What you are asked to do
List each line of the data that holds the word "plot".

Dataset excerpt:
★ ★ ★ ★
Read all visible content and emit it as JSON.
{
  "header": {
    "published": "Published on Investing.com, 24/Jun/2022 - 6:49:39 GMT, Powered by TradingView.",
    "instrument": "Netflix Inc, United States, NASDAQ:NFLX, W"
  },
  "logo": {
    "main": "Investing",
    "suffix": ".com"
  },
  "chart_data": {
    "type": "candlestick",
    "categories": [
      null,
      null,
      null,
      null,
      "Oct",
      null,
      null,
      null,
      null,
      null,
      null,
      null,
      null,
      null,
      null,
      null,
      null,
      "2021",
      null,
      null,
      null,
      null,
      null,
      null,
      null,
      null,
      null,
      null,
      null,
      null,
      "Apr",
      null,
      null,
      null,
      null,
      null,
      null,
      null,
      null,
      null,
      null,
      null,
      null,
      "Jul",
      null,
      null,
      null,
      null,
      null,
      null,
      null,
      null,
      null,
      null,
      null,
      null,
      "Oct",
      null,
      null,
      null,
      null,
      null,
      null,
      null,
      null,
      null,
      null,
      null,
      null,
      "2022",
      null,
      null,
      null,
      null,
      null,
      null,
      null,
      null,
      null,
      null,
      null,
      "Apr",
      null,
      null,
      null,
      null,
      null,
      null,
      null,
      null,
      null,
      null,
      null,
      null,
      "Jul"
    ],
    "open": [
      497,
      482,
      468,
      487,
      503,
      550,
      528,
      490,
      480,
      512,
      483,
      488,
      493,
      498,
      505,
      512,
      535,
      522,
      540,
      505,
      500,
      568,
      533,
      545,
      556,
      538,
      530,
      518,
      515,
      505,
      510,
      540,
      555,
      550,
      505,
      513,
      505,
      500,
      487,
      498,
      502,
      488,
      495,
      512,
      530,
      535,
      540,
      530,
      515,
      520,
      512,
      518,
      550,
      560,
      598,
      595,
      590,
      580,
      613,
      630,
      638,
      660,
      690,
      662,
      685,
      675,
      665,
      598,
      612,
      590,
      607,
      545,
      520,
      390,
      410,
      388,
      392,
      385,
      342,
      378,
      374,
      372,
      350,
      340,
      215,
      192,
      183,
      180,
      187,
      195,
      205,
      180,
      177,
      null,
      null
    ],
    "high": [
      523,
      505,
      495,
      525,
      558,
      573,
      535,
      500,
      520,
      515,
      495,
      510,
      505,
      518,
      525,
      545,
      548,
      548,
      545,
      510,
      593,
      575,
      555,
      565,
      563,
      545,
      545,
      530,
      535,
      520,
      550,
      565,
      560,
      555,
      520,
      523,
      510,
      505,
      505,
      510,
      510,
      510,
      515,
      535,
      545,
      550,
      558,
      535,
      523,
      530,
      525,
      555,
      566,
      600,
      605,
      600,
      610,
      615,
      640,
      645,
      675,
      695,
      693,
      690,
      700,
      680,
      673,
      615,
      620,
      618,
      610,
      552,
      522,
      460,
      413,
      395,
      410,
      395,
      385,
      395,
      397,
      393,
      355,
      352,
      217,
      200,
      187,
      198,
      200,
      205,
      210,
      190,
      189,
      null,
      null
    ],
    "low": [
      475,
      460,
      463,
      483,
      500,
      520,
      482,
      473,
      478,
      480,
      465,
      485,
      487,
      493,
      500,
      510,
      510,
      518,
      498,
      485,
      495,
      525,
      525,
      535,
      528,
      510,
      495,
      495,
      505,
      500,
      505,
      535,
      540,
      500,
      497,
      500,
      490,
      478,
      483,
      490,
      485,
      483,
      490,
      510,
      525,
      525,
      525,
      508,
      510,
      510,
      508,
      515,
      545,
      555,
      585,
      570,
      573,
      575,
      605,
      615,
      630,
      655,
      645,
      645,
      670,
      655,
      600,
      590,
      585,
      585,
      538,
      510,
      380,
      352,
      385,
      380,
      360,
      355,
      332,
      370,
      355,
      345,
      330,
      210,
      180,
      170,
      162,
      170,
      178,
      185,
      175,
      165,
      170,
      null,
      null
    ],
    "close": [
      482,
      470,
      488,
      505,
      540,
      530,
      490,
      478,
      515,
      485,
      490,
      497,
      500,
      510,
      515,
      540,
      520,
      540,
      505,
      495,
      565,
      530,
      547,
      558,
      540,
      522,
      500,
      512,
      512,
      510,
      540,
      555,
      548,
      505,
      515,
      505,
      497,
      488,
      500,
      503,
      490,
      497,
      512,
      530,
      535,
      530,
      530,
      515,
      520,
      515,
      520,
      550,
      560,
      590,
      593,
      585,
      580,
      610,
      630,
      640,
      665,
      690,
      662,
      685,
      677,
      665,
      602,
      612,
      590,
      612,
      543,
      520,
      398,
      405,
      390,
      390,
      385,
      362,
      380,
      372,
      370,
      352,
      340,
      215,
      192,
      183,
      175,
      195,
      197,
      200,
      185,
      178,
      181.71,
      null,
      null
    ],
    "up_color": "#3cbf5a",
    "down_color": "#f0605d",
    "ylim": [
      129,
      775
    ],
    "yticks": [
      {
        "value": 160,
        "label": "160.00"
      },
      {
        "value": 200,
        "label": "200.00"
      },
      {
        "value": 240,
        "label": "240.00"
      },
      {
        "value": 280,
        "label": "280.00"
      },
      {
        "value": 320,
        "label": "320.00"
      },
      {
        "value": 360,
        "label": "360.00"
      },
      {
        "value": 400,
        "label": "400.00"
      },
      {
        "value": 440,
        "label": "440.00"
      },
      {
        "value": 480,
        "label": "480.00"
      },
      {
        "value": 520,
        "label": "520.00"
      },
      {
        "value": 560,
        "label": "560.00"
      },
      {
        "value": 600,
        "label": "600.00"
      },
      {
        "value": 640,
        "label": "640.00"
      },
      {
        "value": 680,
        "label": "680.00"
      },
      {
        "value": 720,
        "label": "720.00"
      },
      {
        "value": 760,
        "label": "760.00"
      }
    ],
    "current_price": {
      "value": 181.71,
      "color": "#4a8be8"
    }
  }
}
★ ★ ★ ★
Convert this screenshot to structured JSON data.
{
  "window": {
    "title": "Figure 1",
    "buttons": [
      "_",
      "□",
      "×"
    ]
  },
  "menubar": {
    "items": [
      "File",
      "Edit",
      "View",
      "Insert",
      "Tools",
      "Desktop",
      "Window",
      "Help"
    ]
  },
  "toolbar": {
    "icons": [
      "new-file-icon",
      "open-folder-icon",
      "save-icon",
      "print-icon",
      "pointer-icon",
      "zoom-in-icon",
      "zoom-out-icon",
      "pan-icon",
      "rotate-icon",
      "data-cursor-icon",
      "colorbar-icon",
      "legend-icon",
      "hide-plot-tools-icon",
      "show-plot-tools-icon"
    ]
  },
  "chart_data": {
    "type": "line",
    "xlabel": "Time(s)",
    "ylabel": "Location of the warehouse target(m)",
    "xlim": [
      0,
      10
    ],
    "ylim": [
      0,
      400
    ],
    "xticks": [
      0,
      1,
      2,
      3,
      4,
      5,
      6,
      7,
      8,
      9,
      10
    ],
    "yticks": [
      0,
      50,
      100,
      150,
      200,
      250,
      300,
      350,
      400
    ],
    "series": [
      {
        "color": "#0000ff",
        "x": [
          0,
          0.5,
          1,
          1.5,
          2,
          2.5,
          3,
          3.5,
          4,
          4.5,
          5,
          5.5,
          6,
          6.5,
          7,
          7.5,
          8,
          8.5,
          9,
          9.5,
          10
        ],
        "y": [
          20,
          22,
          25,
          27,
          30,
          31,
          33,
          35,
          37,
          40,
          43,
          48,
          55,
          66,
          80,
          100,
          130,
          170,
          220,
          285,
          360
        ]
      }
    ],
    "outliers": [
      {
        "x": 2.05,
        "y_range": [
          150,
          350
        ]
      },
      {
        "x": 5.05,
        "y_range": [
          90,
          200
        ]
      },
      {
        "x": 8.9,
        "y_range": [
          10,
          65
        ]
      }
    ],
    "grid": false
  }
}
★ ★ ★ ★
Expected answer
      "hide-plot-tools-icon",
      "show-plot-tools-icon"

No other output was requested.